Your task is to copy the listing exactly. Drop any pictures from the copy.

** BEGIN **

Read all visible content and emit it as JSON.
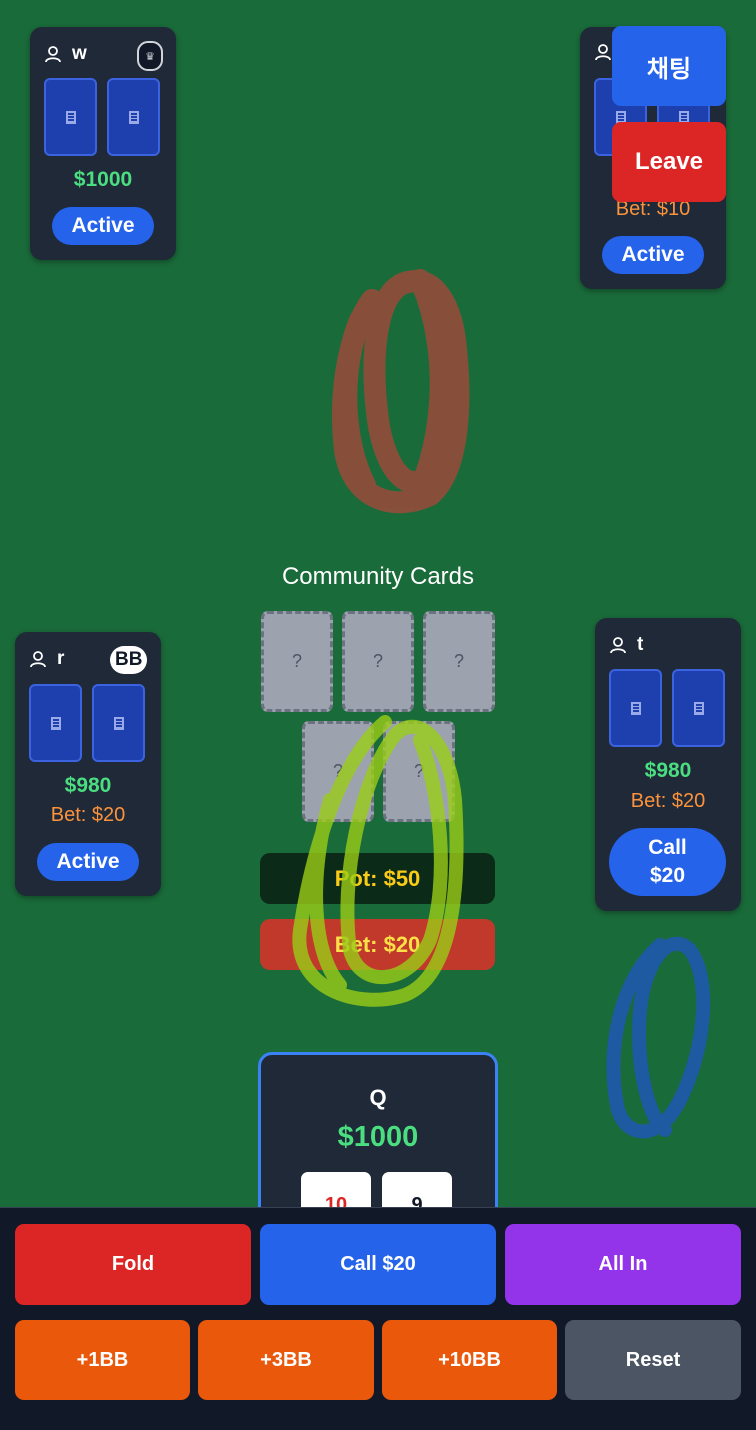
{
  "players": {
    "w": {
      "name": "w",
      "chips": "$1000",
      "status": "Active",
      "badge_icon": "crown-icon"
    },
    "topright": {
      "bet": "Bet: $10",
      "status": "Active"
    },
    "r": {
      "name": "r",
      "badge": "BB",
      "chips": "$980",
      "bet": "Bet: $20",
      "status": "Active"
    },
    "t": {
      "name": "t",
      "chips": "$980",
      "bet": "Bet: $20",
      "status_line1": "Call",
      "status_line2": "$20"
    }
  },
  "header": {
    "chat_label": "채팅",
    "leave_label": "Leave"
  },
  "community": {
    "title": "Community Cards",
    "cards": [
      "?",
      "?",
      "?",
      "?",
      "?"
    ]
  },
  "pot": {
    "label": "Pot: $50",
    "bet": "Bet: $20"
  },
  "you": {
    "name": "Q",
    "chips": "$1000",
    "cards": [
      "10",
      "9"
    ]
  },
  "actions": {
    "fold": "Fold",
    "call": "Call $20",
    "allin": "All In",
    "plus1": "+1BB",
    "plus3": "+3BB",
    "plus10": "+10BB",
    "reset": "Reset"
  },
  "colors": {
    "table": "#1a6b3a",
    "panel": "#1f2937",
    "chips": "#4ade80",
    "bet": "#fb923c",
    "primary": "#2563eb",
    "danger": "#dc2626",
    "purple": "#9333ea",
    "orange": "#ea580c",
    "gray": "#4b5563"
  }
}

** END **

**Result of this task**
Read all visible content and emit it as JSON.
{
  "players": {
    "w": {
      "name": "w",
      "chips": "$1000",
      "status": "Active",
      "badge_icon": "crown-icon"
    },
    "topright": {
      "bet": "Bet: $10",
      "status": "Active"
    },
    "r": {
      "name": "r",
      "badge": "BB",
      "chips": "$980",
      "bet": "Bet: $20",
      "status": "Active"
    },
    "t": {
      "name": "t",
      "chips": "$980",
      "bet": "Bet: $20",
      "status_line1": "Call",
      "status_line2": "$20"
    }
  },
  "header": {
    "chat_label": "채팅",
    "leave_label": "Leave"
  },
  "community": {
    "title": "Community Cards",
    "cards": [
      "?",
      "?",
      "?",
      "?",
      "?"
    ]
  },
  "pot": {
    "label": "Pot: $50",
    "bet": "Bet: $20"
  },
  "you": {
    "name": "Q",
    "chips": "$1000",
    "cards": [
      "10",
      "9"
    ]
  },
  "actions": {
    "fold": "Fold",
    "call": "Call $20",
    "allin": "All In",
    "plus1": "+1BB",
    "plus3": "+3BB",
    "plus10": "+10BB",
    "reset": "Reset"
  },
  "colors": {
    "table": "#1a6b3a",
    "panel": "#1f2937",
    "chips": "#4ade80",
    "bet": "#fb923c",
    "primary": "#2563eb",
    "danger": "#dc2626",
    "purple": "#9333ea",
    "orange": "#ea580c",
    "gray": "#4b5563"
  }
}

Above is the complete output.